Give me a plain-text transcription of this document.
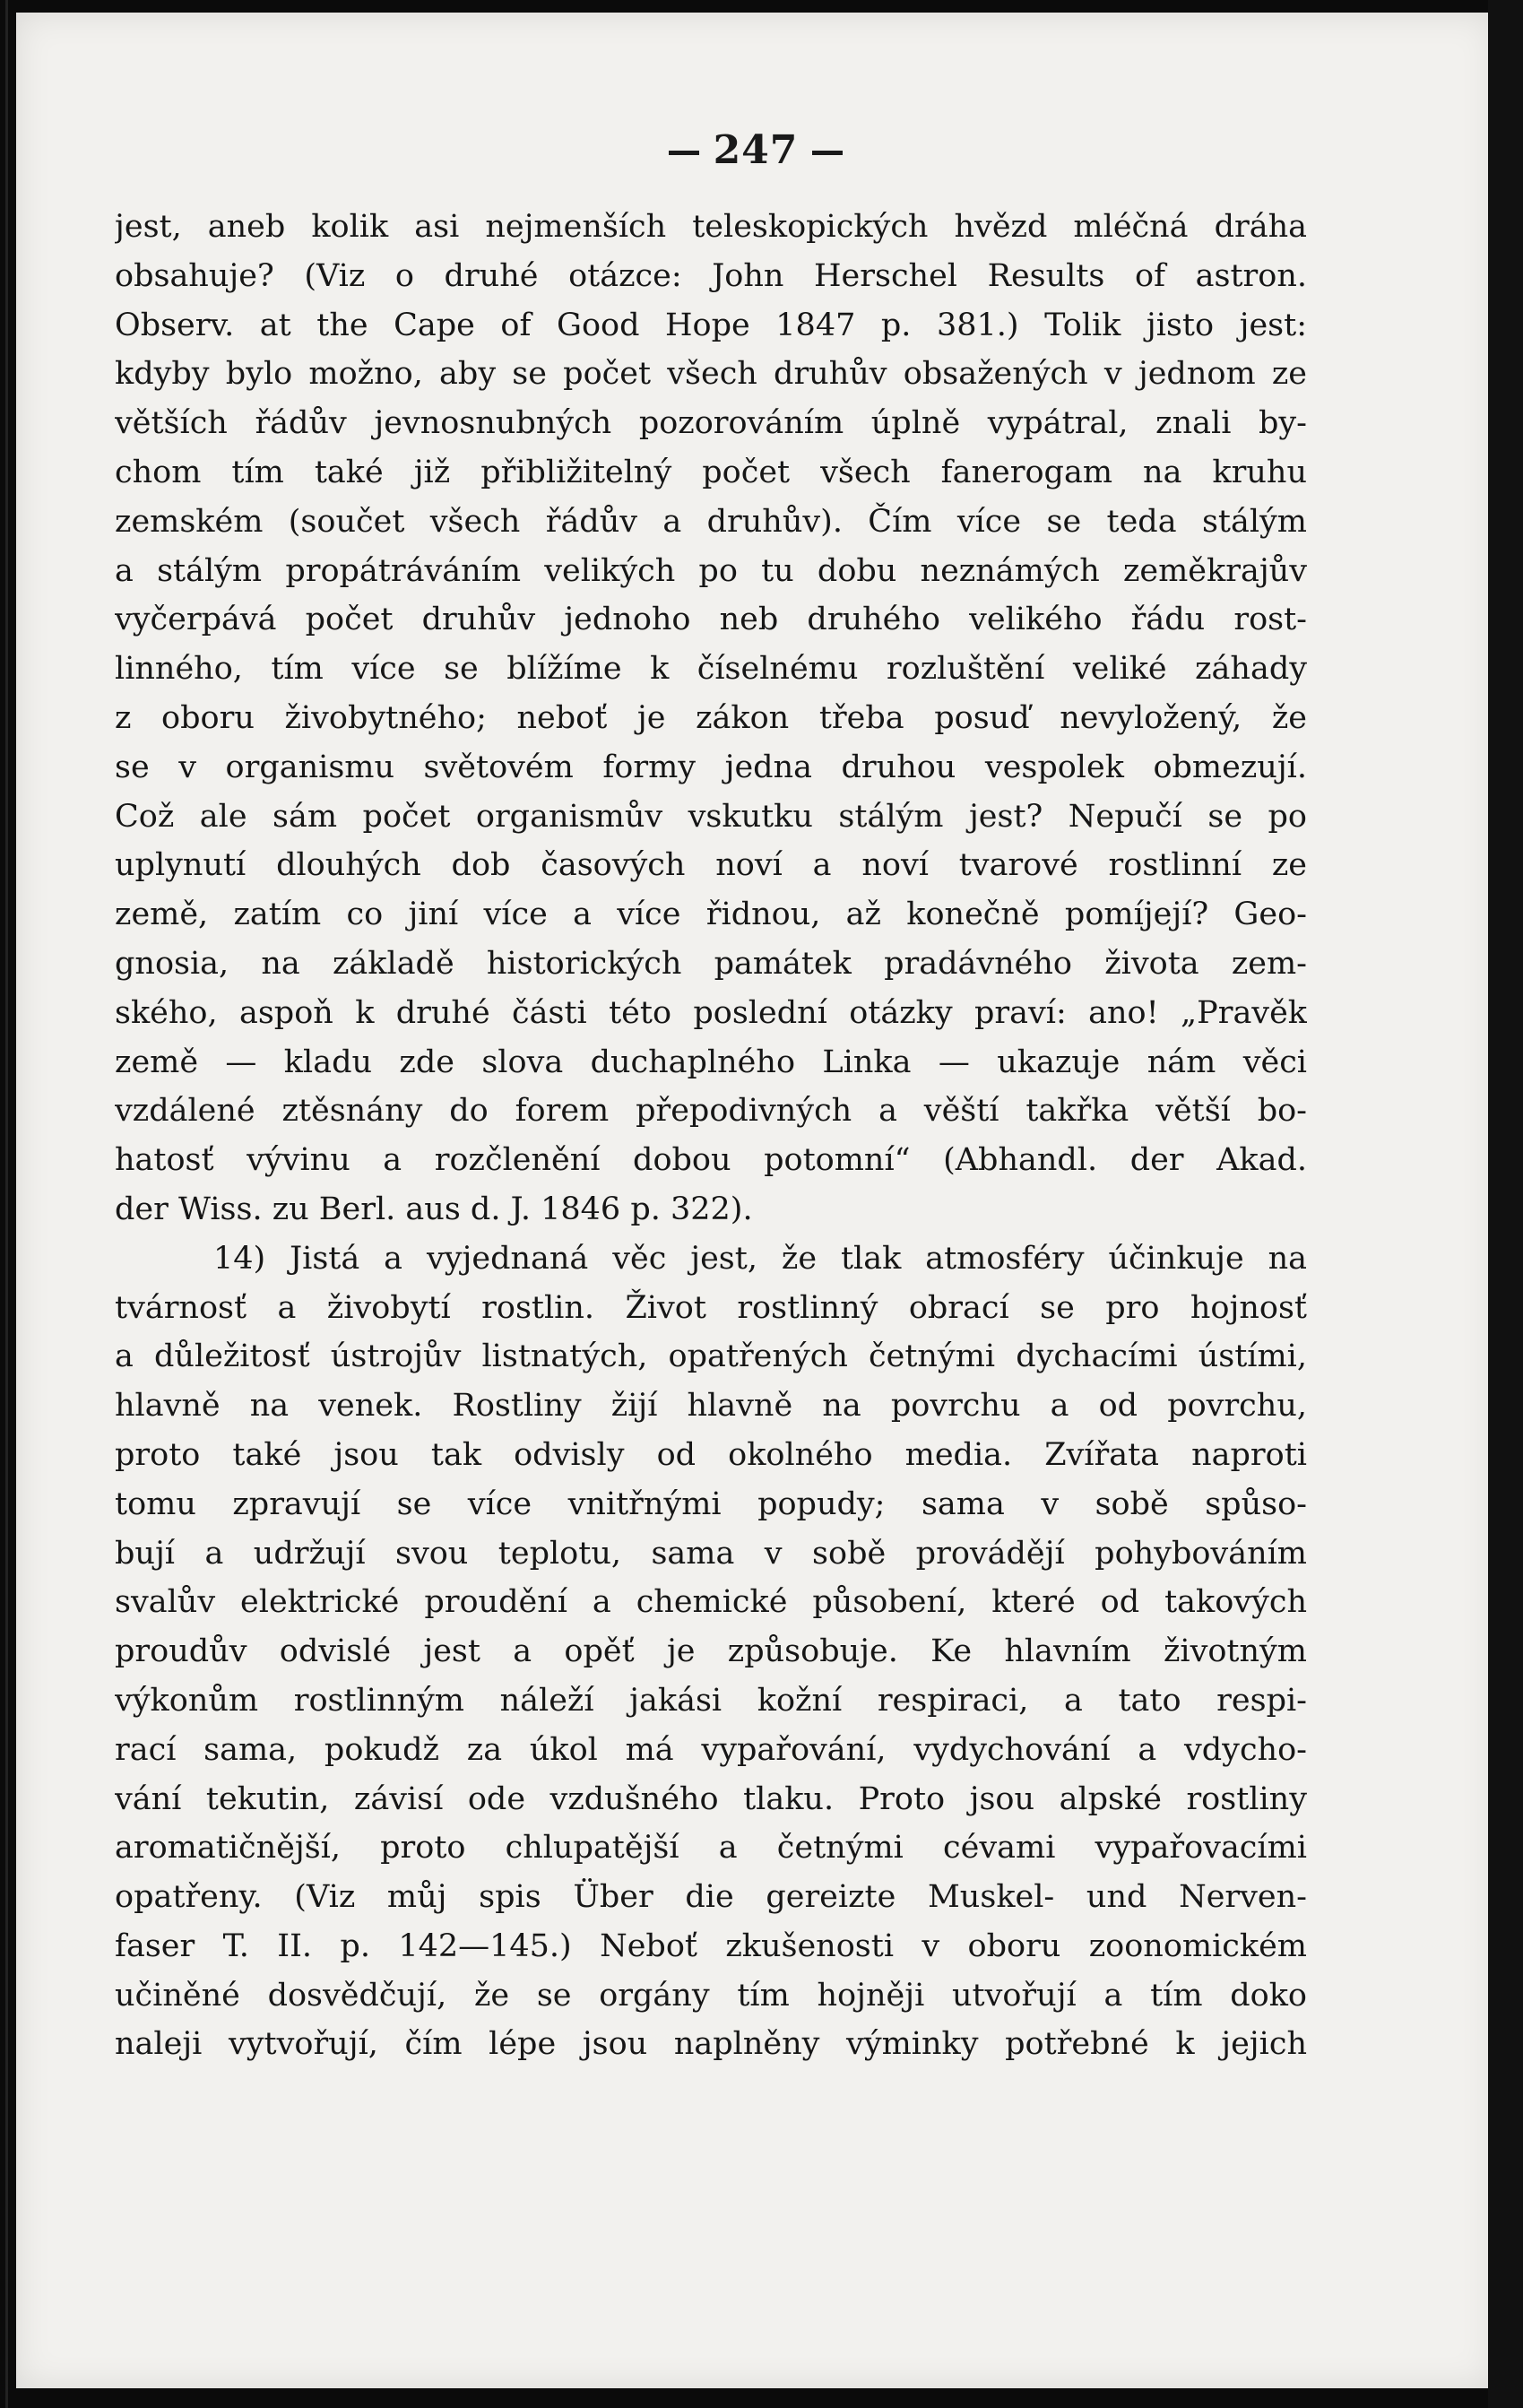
247
jest, aneb kolik asi nejmenších teleskopických hvězd mléčná dráha
obsahuje? (Viz o druhé otázce: John Herschel Results of astron.
Observ. at the Cape of Good Hope 1847 p. 381.) Tolik jisto jest:
kdyby bylo možno, aby se počet všech druhův obsažených v jednom ze
větších řádův jevnosnubných pozorováním úplně vypátral, znali by-
chom tím také již přibližitelný počet všech fanerogam na kruhu
zemském (součet všech řádův a druhův). Čím více se teda stálým
a stálým propátráváním velikých po tu dobu neznámých zeměkrajův
vyčerpává počet druhův jednoho neb druhého velikého řádu rost-
linného, tím více se blížíme k číselnému rozluštění veliké záhady
z oboru živobytného; neboť je zákon třeba posuď nevyložený, že
se v organismu světovém formy jedna druhou vespolek obmezují.
Což ale sám počet organismův vskutku stálým jest? Nepučí se po
uplynutí dlouhých dob časových noví a noví tvarové rostlinní ze
země, zatím co jiní více a více řidnou, až konečně pomíjejí? Geo-
gnosia, na základě historických památek pradávného života zem-
ského, aspoň k druhé části této poslední otázky praví: ano! „Pravěk
země — kladu zde slova duchaplného Linka — ukazuje nám věci
vzdálené ztěsnány do forem přepodivných a věští takřka větší bo-
hatosť vývinu a rozčlenění dobou potomní“ (Abhandl. der Akad.
der Wiss. zu Berl. aus d. J. 1846 p. 322).
14) Jistá a vyjednaná věc jest, že tlak atmosféry účinkuje na
tvárnosť a živobytí rostlin. Život rostlinný obrací se pro hojnosť
a důležitosť ústrojův listnatých, opatřených četnými dychacími ústími,
hlavně na venek. Rostliny žijí hlavně na povrchu a od povrchu,
proto také jsou tak odvisly od okolného media. Zvířata naproti
tomu zpravují se více vnitřnými popudy; sama v sobě spůso-
bují a udržují svou teplotu, sama v sobě provádějí pohybováním
svalův elektrické proudění a chemické působení, které od takových
proudův odvislé jest a opěť je způsobuje. Ke hlavním životným
výkonům rostlinným náleží jakási kožní respiraci, a tato respi-
rací sama, pokudž za úkol má vypařování, vydychování a vdycho-
vání tekutin, závisí ode vzdušného tlaku. Proto jsou alpské rostliny
aromatičnější, proto chlupatější a četnými cévami vypařovacími
opatřeny. (Viz můj spis Über die gereizte Muskel- und Nerven-
faser T. II. p. 142—145.) Neboť zkušenosti v oboru zoonomickém
učiněné dosvědčují, že se orgány tím hojněji utvořují a tím doko
naleji vytvořují, čím lépe jsou naplněny výminky potřebné k jejich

WHAT YOU ARE ASKED TO DO:
Exactly reproduce each record, leaving out any pictures.

FULL OUTPUT:
Give me a plain-text transcription of this document.
247
jest, aneb kolik asi nejmenších teleskopických hvězd mléčná dráha
obsahuje? (Viz o druhé otázce: John Herschel Results of astron.
Observ. at the Cape of Good Hope 1847 p. 381.) Tolik jisto jest:
kdyby bylo možno, aby se počet všech druhův obsažených v jednom ze
větších řádův jevnosnubných pozorováním úplně vypátral, znali by-
chom tím také již přibližitelný počet všech fanerogam na kruhu
zemském (součet všech řádův a druhův). Čím více se teda stálým
a stálým propátráváním velikých po tu dobu neznámých zeměkrajův
vyčerpává počet druhův jednoho neb druhého velikého řádu rost-
linného, tím více se blížíme k číselnému rozluštění veliké záhady
z oboru živobytného; neboť je zákon třeba posuď nevyložený, že
se v organismu světovém formy jedna druhou vespolek obmezují.
Což ale sám počet organismův vskutku stálým jest? Nepučí se po
uplynutí dlouhých dob časových noví a noví tvarové rostlinní ze
země, zatím co jiní více a více řidnou, až konečně pomíjejí? Geo-
gnosia, na základě historických památek pradávného života zem-
ského, aspoň k druhé části této poslední otázky praví: ano! „Pravěk
země — kladu zde slova duchaplného Linka — ukazuje nám věci
vzdálené ztěsnány do forem přepodivných a věští takřka větší bo-
hatosť vývinu a rozčlenění dobou potomní“ (Abhandl. der Akad.
der Wiss. zu Berl. aus d. J. 1846 p. 322).
14) Jistá a vyjednaná věc jest, že tlak atmosféry účinkuje na
tvárnosť a živobytí rostlin. Život rostlinný obrací se pro hojnosť
a důležitosť ústrojův listnatých, opatřených četnými dychacími ústími,
hlavně na venek. Rostliny žijí hlavně na povrchu a od povrchu,
proto také jsou tak odvisly od okolného media. Zvířata naproti
tomu zpravují se více vnitřnými popudy; sama v sobě spůso-
bují a udržují svou teplotu, sama v sobě provádějí pohybováním
svalův elektrické proudění a chemické působení, které od takových
proudův odvislé jest a opěť je způsobuje. Ke hlavním životným
výkonům rostlinným náleží jakási kožní respiraci, a tato respi-
rací sama, pokudž za úkol má vypařování, vydychování a vdycho-
vání tekutin, závisí ode vzdušného tlaku. Proto jsou alpské rostliny
aromatičnější, proto chlupatější a četnými cévami vypařovacími
opatřeny. (Viz můj spis Über die gereizte Muskel- und Nerven-
faser T. II. p. 142—145.) Neboť zkušenosti v oboru zoonomickém
učiněné dosvědčují, že se orgány tím hojněji utvořují a tím doko
naleji vytvořují, čím lépe jsou naplněny výminky potřebné k jejich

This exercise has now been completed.